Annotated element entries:
::::::
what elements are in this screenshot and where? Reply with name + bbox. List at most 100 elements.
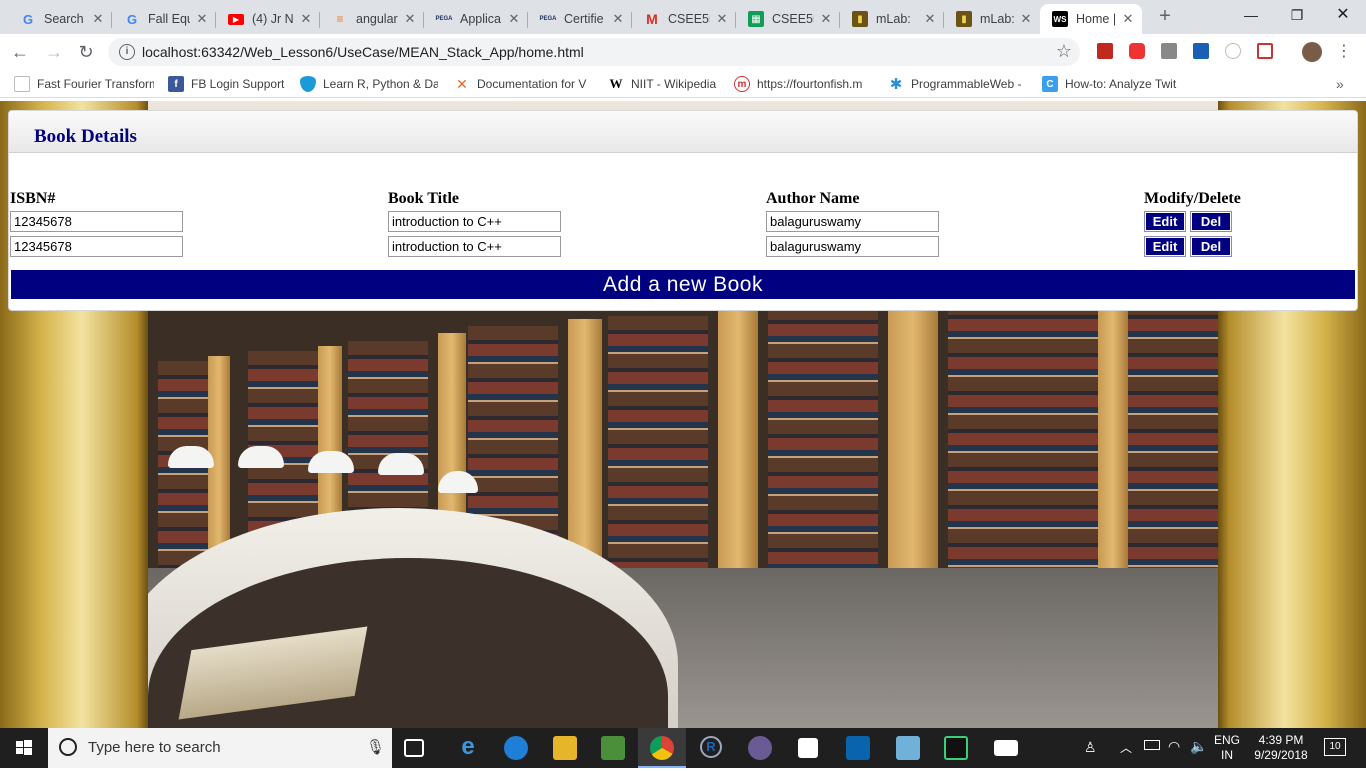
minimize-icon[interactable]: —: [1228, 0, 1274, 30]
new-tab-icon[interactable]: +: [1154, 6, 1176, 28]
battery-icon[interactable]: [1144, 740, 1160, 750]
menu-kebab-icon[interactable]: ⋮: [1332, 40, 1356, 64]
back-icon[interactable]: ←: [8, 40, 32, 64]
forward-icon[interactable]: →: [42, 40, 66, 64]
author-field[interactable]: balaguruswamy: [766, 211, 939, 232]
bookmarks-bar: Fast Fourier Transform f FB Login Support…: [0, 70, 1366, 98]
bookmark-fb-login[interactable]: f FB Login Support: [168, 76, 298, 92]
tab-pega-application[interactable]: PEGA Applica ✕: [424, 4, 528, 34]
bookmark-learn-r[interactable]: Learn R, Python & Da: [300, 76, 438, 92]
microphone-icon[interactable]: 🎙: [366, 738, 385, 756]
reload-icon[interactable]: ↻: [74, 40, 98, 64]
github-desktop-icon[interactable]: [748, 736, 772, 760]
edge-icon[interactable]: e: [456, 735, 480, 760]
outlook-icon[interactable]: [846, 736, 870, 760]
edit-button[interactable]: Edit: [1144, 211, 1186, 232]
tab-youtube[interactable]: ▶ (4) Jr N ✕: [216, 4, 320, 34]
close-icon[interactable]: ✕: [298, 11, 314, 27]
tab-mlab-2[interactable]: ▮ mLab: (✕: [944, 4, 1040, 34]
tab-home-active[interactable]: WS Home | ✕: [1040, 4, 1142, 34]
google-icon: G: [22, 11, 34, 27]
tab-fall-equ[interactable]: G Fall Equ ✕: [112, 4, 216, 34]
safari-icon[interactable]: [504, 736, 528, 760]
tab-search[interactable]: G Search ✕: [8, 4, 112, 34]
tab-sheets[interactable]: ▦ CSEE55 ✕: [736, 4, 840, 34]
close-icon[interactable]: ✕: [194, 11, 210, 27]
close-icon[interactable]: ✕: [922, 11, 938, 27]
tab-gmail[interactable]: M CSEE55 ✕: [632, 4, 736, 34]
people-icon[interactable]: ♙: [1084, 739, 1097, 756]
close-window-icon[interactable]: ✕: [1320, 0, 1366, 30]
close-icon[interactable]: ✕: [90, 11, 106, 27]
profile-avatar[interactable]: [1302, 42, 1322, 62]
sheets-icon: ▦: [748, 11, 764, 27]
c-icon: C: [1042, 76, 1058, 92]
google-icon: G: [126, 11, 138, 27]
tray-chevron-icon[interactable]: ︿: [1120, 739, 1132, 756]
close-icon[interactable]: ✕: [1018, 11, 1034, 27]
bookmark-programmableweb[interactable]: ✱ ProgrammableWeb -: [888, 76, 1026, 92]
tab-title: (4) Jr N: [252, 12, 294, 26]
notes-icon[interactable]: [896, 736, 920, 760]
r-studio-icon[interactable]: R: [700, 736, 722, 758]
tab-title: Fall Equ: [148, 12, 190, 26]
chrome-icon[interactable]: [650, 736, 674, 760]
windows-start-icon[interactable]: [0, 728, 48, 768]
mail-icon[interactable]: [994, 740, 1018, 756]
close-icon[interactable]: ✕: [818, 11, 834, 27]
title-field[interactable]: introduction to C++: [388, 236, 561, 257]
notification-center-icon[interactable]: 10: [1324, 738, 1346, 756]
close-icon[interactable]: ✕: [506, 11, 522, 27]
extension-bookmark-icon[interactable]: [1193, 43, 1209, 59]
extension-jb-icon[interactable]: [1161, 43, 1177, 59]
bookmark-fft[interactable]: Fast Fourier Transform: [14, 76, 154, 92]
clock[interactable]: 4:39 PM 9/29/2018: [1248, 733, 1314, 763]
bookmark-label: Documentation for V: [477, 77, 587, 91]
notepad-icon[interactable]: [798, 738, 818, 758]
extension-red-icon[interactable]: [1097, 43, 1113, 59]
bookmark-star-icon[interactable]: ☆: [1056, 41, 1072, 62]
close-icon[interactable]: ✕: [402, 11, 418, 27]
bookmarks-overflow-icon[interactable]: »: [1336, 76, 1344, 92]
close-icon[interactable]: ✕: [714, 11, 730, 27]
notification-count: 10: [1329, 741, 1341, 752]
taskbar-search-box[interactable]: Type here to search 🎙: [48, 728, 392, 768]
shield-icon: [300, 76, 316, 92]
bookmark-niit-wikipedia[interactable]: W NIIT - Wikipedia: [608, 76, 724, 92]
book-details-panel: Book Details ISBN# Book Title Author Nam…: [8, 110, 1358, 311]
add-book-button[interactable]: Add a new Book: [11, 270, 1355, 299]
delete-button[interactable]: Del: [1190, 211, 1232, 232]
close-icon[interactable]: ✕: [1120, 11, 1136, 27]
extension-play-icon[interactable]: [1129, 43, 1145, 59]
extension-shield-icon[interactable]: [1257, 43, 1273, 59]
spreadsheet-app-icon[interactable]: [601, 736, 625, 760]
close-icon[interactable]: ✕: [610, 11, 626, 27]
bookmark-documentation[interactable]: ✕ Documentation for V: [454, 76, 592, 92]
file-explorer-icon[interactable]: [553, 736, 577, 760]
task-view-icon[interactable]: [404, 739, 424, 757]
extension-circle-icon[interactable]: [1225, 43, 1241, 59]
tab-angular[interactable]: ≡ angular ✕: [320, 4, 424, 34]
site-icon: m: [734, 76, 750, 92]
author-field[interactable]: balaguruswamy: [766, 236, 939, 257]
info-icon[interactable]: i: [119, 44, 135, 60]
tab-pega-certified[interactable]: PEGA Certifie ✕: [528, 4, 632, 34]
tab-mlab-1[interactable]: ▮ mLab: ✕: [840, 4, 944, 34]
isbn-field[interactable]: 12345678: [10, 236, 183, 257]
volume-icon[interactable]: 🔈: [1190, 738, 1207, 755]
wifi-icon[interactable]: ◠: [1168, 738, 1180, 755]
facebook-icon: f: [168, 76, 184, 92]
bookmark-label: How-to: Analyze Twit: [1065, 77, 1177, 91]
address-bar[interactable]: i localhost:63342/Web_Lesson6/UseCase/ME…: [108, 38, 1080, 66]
::::::
Required work — Return every line of the records above unchanged, leaving out the picture lines.

Output —
what elements are in this screenshot and where? Reply with name + bbox. List at most 100 elements.
minimize-icon[interactable]: —: [1228, 0, 1274, 30]
new-tab-icon[interactable]: +: [1154, 6, 1176, 28]
battery-icon[interactable]: [1144, 740, 1160, 750]
menu-kebab-icon[interactable]: ⋮: [1332, 40, 1356, 64]
back-icon[interactable]: ←: [8, 40, 32, 64]
forward-icon[interactable]: →: [42, 40, 66, 64]
author-field[interactable]: balaguruswamy: [766, 211, 939, 232]
bookmarks-bar: Fast Fourier Transform f FB Login Support…: [0, 70, 1366, 98]
bookmark-fb-login[interactable]: f FB Login Support: [168, 76, 298, 92]
tab-pega-application[interactable]: PEGA Applica ✕: [424, 4, 528, 34]
bookmark-learn-r[interactable]: Learn R, Python & Da: [300, 76, 438, 92]
microphone-icon[interactable]: 🎙: [366, 738, 385, 756]
reload-icon[interactable]: ↻: [74, 40, 98, 64]
github-desktop-icon[interactable]: [748, 736, 772, 760]
edge-icon[interactable]: e: [456, 735, 480, 760]
outlook-icon[interactable]: [846, 736, 870, 760]
edit-button[interactable]: Edit: [1144, 211, 1186, 232]
tab-youtube[interactable]: ▶ (4) Jr N ✕: [216, 4, 320, 34]
close-icon[interactable]: ✕: [298, 11, 314, 27]
tab-mlab-2[interactable]: ▮ mLab: (✕: [944, 4, 1040, 34]
tab-home-active[interactable]: WS Home | ✕: [1040, 4, 1142, 34]
google-icon: G: [22, 11, 34, 27]
tab-fall-equ[interactable]: G Fall Equ ✕: [112, 4, 216, 34]
safari-icon[interactable]: [504, 736, 528, 760]
tab-search[interactable]: G Search ✕: [8, 4, 112, 34]
tab-sheets[interactable]: ▦ CSEE55 ✕: [736, 4, 840, 34]
close-icon[interactable]: ✕: [194, 11, 210, 27]
close-icon[interactable]: ✕: [922, 11, 938, 27]
tab-gmail[interactable]: M CSEE55 ✕: [632, 4, 736, 34]
people-icon[interactable]: ♙: [1084, 739, 1097, 756]
close-window-icon[interactable]: ✕: [1320, 0, 1366, 30]
close-icon[interactable]: ✕: [90, 11, 106, 27]
profile-avatar[interactable]: [1302, 42, 1322, 62]
sheets-icon: ▦: [748, 11, 764, 27]
c-icon: C: [1042, 76, 1058, 92]
google-icon: G: [126, 11, 138, 27]
tray-chevron-icon[interactable]: ︿: [1120, 739, 1132, 756]
close-icon[interactable]: ✕: [1018, 11, 1034, 27]
bookmark-programmableweb[interactable]: ✱ ProgrammableWeb -: [888, 76, 1026, 92]
tab-title: (4) Jr N: [252, 12, 294, 26]
notes-icon[interactable]: [896, 736, 920, 760]
r-studio-icon[interactable]: R: [700, 736, 722, 758]
tab-title: Fall Equ: [148, 12, 190, 26]
chrome-icon[interactable]: [650, 736, 674, 760]
windows-start-icon[interactable]: [0, 728, 48, 768]
mail-icon[interactable]: [994, 740, 1018, 756]
close-icon[interactable]: ✕: [818, 11, 834, 27]
title-field[interactable]: introduction to C++: [388, 236, 561, 257]
notification-center-icon[interactable]: 10: [1324, 738, 1346, 756]
close-icon[interactable]: ✕: [506, 11, 522, 27]
extension-bookmark-icon[interactable]: [1193, 43, 1209, 59]
extension-jb-icon[interactable]: [1161, 43, 1177, 59]
bookmark-fft[interactable]: Fast Fourier Transform: [14, 76, 154, 92]
clock[interactable]: 4:39 PM 9/29/2018: [1248, 733, 1314, 763]
bookmark-label: Documentation for V: [477, 77, 587, 91]
notepad-icon[interactable]: [798, 738, 818, 758]
extension-red-icon[interactable]: [1097, 43, 1113, 59]
bookmark-star-icon[interactable]: ☆: [1056, 41, 1072, 62]
close-icon[interactable]: ✕: [402, 11, 418, 27]
bookmarks-overflow-icon[interactable]: »: [1336, 76, 1344, 92]
close-icon[interactable]: ✕: [714, 11, 730, 27]
notification-count: 10: [1329, 741, 1341, 752]
taskbar-search-box[interactable]: Type here to search 🎙: [48, 728, 392, 768]
shield-icon: [300, 76, 316, 92]
bookmark-niit-wikipedia[interactable]: W NIIT - Wikipedia: [608, 76, 724, 92]
book-details-panel: Book Details ISBN# Book Title Author Nam…: [8, 110, 1358, 311]
add-book-button[interactable]: Add a new Book: [11, 270, 1355, 299]
delete-button[interactable]: Del: [1190, 211, 1232, 232]
close-icon[interactable]: ✕: [1120, 11, 1136, 27]
extension-play-icon[interactable]: [1129, 43, 1145, 59]
extension-shield-icon[interactable]: [1257, 43, 1273, 59]
spreadsheet-app-icon[interactable]: [601, 736, 625, 760]
close-icon[interactable]: ✕: [610, 11, 626, 27]
bookmark-documentation[interactable]: ✕ Documentation for V: [454, 76, 592, 92]
file-explorer-icon[interactable]: [553, 736, 577, 760]
task-view-icon[interactable]: [404, 739, 424, 757]
extension-circle-icon[interactable]: [1225, 43, 1241, 59]
tab-angular[interactable]: ≡ angular ✕: [320, 4, 424, 34]
site-icon: m: [734, 76, 750, 92]
author-field[interactable]: balaguruswamy: [766, 236, 939, 257]
info-icon[interactable]: i: [119, 44, 135, 60]
tab-pega-certified[interactable]: PEGA Certifie ✕: [528, 4, 632, 34]
tab-mlab-1[interactable]: ▮ mLab: ✕: [840, 4, 944, 34]
isbn-field[interactable]: 12345678: [10, 236, 183, 257]
volume-icon[interactable]: 🔈: [1190, 738, 1207, 755]
wifi-icon[interactable]: ◠: [1168, 738, 1180, 755]
facebook-icon: f: [168, 76, 184, 92]
bookmark-label: How-to: Analyze Twit: [1065, 77, 1177, 91]
address-bar[interactable]: i localhost:63342/Web_Lesson6/UseCase/ME…: [108, 38, 1080, 66]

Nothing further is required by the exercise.